— begin Input data —

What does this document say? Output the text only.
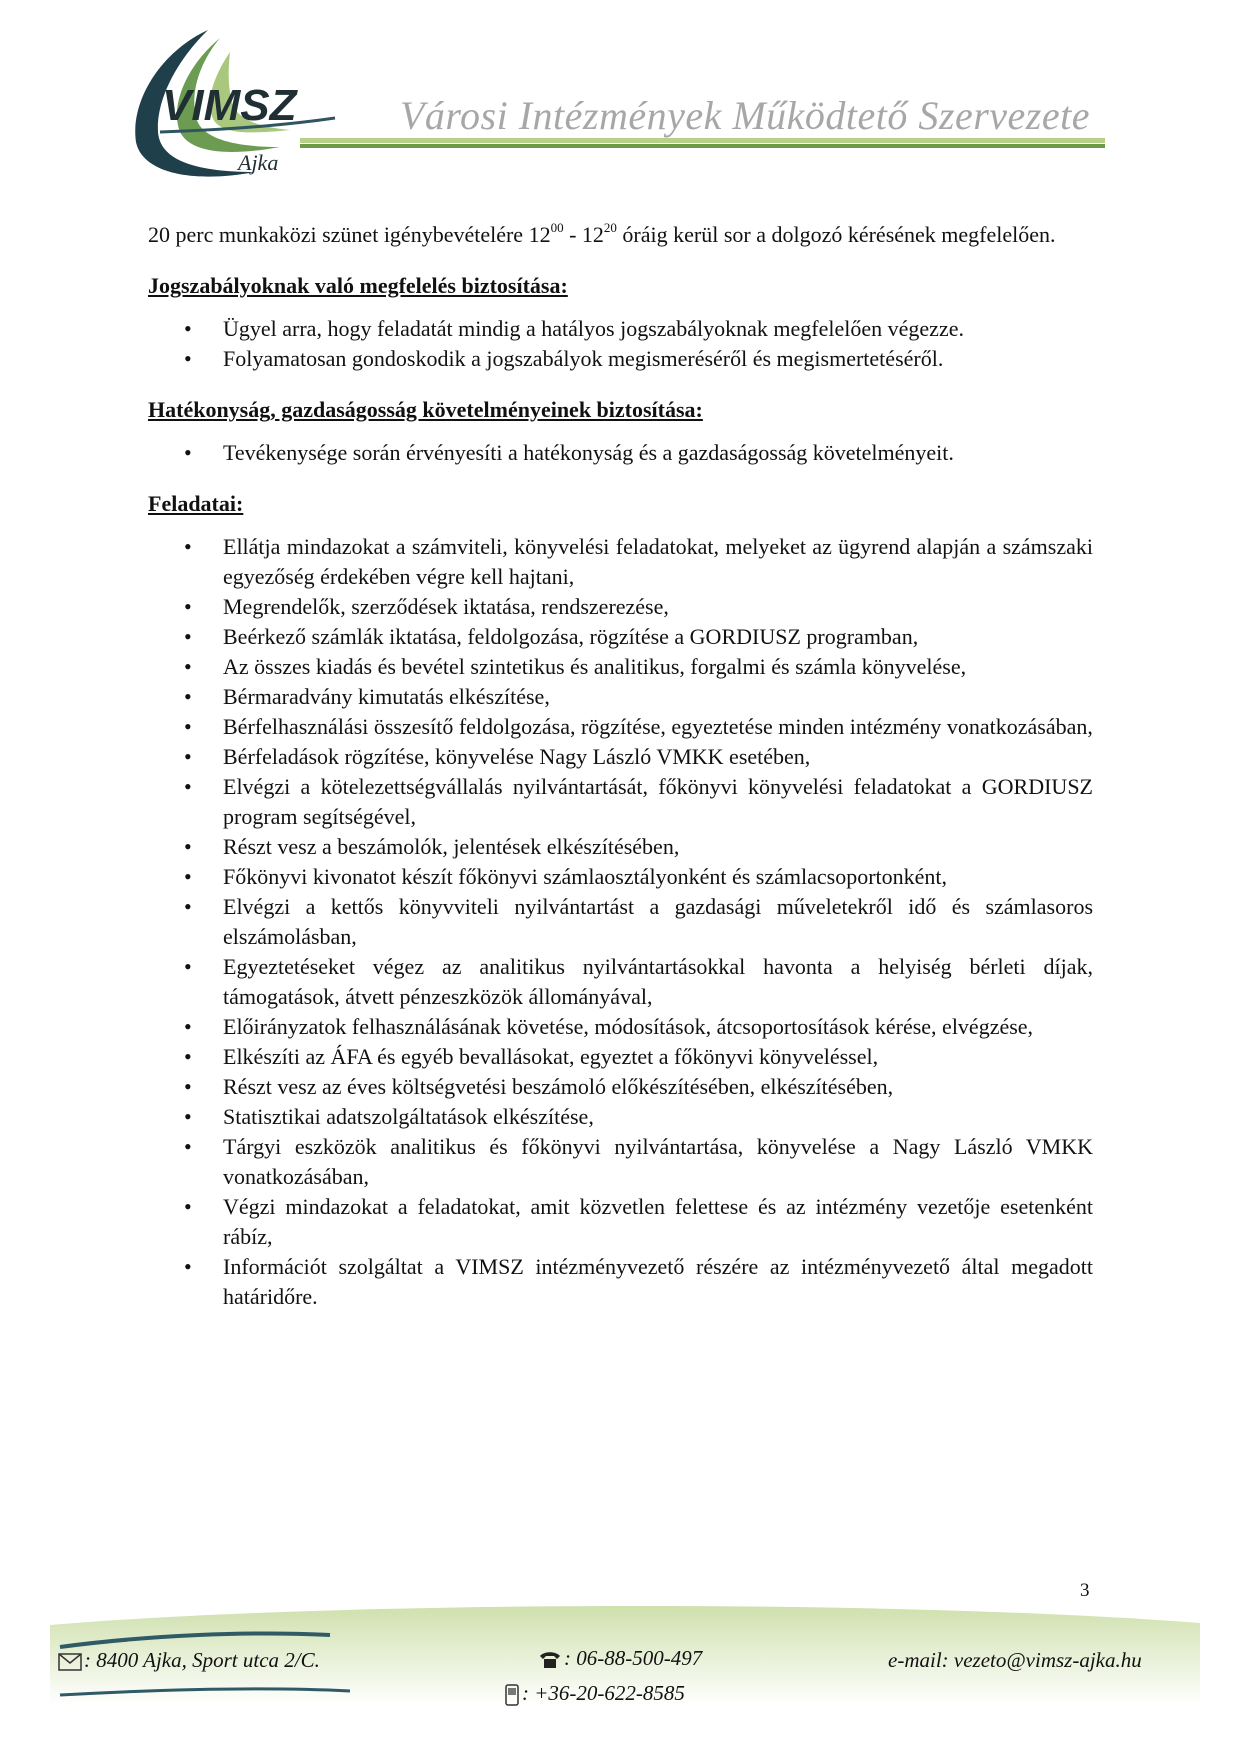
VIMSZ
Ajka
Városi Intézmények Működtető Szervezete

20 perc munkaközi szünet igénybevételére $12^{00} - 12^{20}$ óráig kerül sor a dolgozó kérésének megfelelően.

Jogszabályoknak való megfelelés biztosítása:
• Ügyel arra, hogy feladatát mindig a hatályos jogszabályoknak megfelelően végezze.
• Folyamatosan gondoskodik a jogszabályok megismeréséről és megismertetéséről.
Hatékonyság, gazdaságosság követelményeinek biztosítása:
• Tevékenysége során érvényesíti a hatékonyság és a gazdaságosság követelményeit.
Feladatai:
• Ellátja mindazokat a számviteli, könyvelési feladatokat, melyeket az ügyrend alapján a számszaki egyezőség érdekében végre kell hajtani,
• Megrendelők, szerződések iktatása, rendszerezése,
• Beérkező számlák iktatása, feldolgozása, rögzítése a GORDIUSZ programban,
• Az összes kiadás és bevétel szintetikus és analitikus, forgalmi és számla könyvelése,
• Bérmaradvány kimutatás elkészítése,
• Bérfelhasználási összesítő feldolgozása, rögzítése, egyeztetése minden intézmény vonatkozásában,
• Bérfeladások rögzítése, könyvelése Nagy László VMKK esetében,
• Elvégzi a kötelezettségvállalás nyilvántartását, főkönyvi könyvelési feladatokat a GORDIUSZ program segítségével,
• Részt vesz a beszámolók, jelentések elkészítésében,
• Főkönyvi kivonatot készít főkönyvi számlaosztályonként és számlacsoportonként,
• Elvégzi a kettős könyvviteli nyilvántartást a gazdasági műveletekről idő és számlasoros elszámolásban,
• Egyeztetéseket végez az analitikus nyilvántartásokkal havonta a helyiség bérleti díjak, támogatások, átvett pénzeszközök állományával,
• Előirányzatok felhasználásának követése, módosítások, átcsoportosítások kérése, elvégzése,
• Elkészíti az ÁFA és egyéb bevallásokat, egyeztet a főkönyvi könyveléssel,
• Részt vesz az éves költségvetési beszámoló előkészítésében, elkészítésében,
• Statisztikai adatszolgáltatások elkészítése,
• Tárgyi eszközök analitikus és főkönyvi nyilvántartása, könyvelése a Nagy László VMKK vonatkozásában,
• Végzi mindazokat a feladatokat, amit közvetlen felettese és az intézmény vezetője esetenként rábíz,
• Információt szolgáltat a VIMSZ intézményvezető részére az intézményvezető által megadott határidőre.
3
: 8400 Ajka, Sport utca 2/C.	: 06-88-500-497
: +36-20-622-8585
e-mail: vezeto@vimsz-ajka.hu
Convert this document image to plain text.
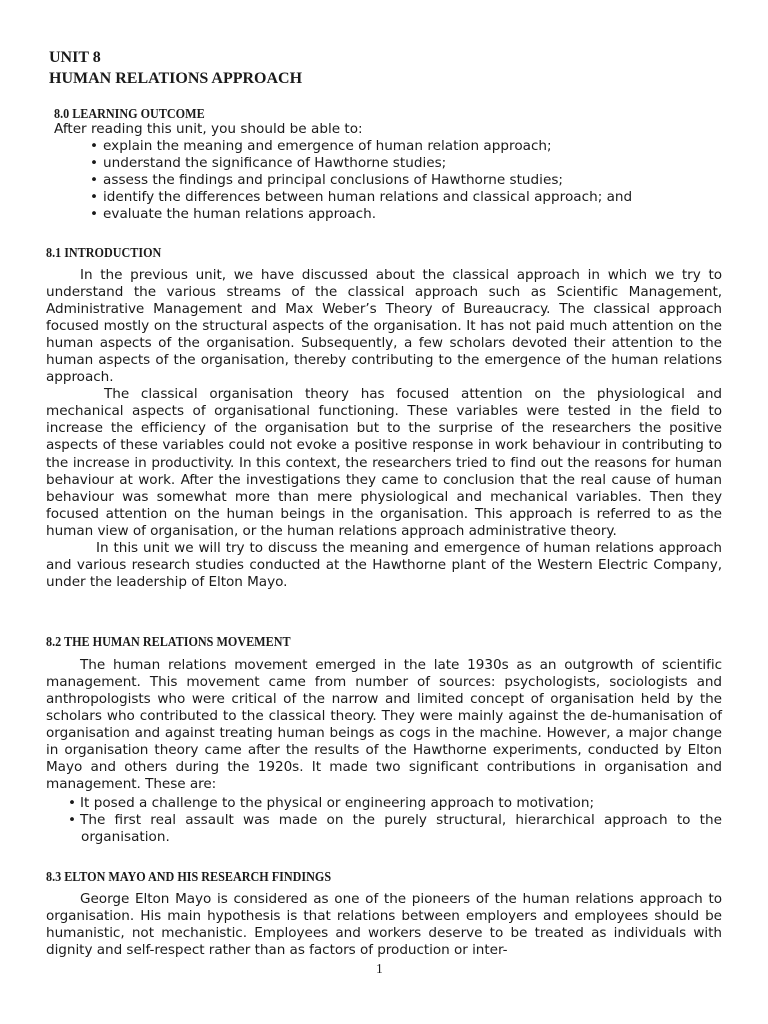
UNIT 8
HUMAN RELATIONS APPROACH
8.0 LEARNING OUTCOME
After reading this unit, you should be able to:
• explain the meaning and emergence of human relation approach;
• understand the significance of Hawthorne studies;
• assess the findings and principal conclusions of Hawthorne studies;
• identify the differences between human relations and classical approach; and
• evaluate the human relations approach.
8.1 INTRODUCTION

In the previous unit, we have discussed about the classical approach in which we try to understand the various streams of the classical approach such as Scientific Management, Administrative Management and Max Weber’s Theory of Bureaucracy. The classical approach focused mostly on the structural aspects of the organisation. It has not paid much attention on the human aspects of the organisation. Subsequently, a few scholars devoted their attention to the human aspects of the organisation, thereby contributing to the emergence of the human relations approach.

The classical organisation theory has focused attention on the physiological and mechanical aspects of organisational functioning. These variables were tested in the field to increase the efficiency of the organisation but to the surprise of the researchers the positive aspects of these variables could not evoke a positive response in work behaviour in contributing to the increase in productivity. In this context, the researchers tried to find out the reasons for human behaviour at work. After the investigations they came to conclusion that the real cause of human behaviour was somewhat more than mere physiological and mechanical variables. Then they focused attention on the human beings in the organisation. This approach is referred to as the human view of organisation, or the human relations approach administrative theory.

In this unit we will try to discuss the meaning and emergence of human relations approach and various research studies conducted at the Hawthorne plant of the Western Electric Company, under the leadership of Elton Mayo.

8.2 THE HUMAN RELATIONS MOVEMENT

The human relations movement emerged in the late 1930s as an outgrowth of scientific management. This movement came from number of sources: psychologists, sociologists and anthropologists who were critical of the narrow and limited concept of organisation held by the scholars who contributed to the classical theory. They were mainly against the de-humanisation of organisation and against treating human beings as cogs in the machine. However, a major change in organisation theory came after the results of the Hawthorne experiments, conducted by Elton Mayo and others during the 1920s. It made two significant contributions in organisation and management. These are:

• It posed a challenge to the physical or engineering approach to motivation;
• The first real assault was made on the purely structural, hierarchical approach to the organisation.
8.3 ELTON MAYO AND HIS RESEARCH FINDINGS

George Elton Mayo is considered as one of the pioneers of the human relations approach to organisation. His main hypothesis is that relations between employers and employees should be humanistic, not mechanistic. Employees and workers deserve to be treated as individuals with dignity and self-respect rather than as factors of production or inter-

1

— end Input data —

• **Directions**
Find the word "gazdaságosság" and list each line it appears in.

• **Result**
Hatékonyság, gazdaságosság követelményeinek biztosítása:
• Tevékenysége során érvényesíti a hatékonyság és a gazdaságosság követelményeit.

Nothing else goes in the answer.